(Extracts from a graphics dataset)

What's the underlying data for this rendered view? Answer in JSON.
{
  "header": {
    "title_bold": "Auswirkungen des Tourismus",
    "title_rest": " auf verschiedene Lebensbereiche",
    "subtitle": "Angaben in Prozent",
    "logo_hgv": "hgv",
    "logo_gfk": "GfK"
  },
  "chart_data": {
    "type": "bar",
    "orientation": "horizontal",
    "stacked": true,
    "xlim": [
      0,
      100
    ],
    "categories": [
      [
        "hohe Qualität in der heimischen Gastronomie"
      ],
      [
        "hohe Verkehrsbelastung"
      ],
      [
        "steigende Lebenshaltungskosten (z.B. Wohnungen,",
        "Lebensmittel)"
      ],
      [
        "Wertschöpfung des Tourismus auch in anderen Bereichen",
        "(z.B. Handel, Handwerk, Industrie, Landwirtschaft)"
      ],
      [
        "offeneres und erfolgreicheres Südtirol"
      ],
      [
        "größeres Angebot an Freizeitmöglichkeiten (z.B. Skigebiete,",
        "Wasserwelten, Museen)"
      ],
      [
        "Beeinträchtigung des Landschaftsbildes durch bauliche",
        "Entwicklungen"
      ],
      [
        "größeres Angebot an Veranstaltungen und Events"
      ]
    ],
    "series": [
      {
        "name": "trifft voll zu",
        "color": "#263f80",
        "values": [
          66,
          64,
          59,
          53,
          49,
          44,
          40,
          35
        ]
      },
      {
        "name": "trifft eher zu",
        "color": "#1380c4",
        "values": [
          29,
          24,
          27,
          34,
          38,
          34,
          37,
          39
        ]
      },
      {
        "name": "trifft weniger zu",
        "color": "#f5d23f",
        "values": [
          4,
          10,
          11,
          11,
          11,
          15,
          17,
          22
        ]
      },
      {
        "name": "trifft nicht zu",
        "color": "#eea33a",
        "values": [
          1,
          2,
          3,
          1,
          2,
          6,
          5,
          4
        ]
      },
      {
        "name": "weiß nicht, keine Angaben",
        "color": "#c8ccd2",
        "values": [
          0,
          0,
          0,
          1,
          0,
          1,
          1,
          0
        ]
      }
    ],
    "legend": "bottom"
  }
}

#### TASK PROMPT:
The records above must be output exactly, in full.

#### SOLUTION:
What's the underlying data for this rendered view? Answer in JSON.
{
  "header": {
    "title_bold": "Auswirkungen des Tourismus",
    "title_rest": " auf verschiedene Lebensbereiche",
    "subtitle": "Angaben in Prozent",
    "logo_hgv": "hgv",
    "logo_gfk": "GfK"
  },
  "chart_data": {
    "type": "bar",
    "orientation": "horizontal",
    "stacked": true,
    "xlim": [
      0,
      100
    ],
    "categories": [
      [
        "hohe Qualität in der heimischen Gastronomie"
      ],
      [
        "hohe Verkehrsbelastung"
      ],
      [
        "steigende Lebenshaltungskosten (z.B. Wohnungen,",
        "Lebensmittel)"
      ],
      [
        "Wertschöpfung des Tourismus auch in anderen Bereichen",
        "(z.B. Handel, Handwerk, Industrie, Landwirtschaft)"
      ],
      [
        "offeneres und erfolgreicheres Südtirol"
      ],
      [
        "größeres Angebot an Freizeitmöglichkeiten (z.B. Skigebiete,",
        "Wasserwelten, Museen)"
      ],
      [
        "Beeinträchtigung des Landschaftsbildes durch bauliche",
        "Entwicklungen"
      ],
      [
        "größeres Angebot an Veranstaltungen und Events"
      ]
    ],
    "series": [
      {
        "name": "trifft voll zu",
        "color": "#263f80",
        "values": [
          66,
          64,
          59,
          53,
          49,
          44,
          40,
          35
        ]
      },
      {
        "name": "trifft eher zu",
        "color": "#1380c4",
        "values": [
          29,
          24,
          27,
          34,
          38,
          34,
          37,
          39
        ]
      },
      {
        "name": "trifft weniger zu",
        "color": "#f5d23f",
        "values": [
          4,
          10,
          11,
          11,
          11,
          15,
          17,
          22
        ]
      },
      {
        "name": "trifft nicht zu",
        "color": "#eea33a",
        "values": [
          1,
          2,
          3,
          1,
          2,
          6,
          5,
          4
        ]
      },
      {
        "name": "weiß nicht, keine Angaben",
        "color": "#c8ccd2",
        "values": [
          0,
          0,
          0,
          1,
          0,
          1,
          1,
          0
        ]
      }
    ],
    "legend": "bottom"
  }
}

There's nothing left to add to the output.